**PROBLEM**
Repeat every entry word for word, but leave the images out of your copy.

**MATERIAL FOR THIS TASK**

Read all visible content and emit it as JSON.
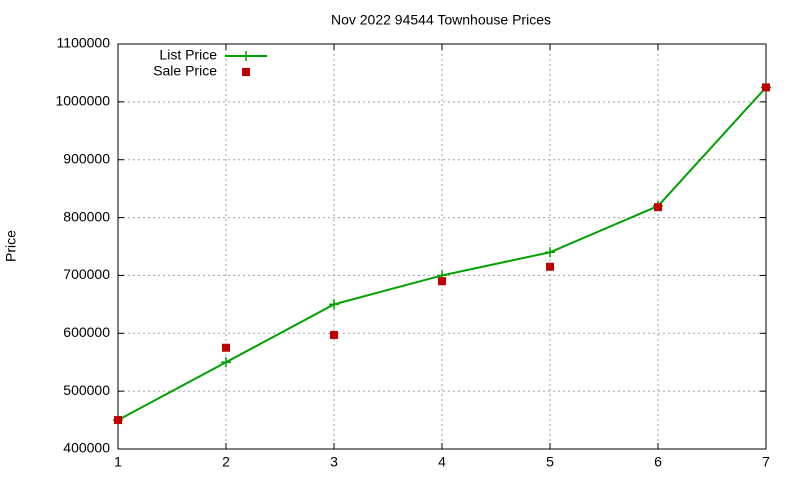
{
  "chart_data": {
    "type": "line",
    "title": "Nov 2022 94544 Townhouse Prices",
    "y_label": "Price",
    "x": [
      1,
      2,
      3,
      4,
      5,
      6,
      7
    ],
    "series": [
      {
        "name": "List Price",
        "color": "#00a000",
        "marker": "plus",
        "line": true,
        "values": [
          450000,
          550000,
          650000,
          700000,
          740000,
          820000,
          1025000
        ]
      },
      {
        "name": "Sale Price",
        "color": "#c00000",
        "marker": "square",
        "line": false,
        "values": [
          450000,
          575000,
          597000,
          690000,
          715000,
          818000,
          1025000
        ]
      }
    ],
    "xlim": [
      1,
      7
    ],
    "xticks": [
      1,
      2,
      3,
      4,
      5,
      6,
      7
    ],
    "ylim": [
      400000,
      1100000
    ],
    "yticks": [
      400000,
      500000,
      600000,
      700000,
      800000,
      900000,
      1000000,
      1100000
    ],
    "grid": true,
    "legend": "top-left"
  }
}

**ANSWER IN FULL**
Read all visible content and emit it as JSON.
{
  "chart_data": {
    "type": "line",
    "title": "Nov 2022 94544 Townhouse Prices",
    "y_label": "Price",
    "x": [
      1,
      2,
      3,
      4,
      5,
      6,
      7
    ],
    "series": [
      {
        "name": "List Price",
        "color": "#00a000",
        "marker": "plus",
        "line": true,
        "values": [
          450000,
          550000,
          650000,
          700000,
          740000,
          820000,
          1025000
        ]
      },
      {
        "name": "Sale Price",
        "color": "#c00000",
        "marker": "square",
        "line": false,
        "values": [
          450000,
          575000,
          597000,
          690000,
          715000,
          818000,
          1025000
        ]
      }
    ],
    "xlim": [
      1,
      7
    ],
    "xticks": [
      1,
      2,
      3,
      4,
      5,
      6,
      7
    ],
    "ylim": [
      400000,
      1100000
    ],
    "yticks": [
      400000,
      500000,
      600000,
      700000,
      800000,
      900000,
      1000000,
      1100000
    ],
    "grid": true,
    "legend": "top-left"
  }
}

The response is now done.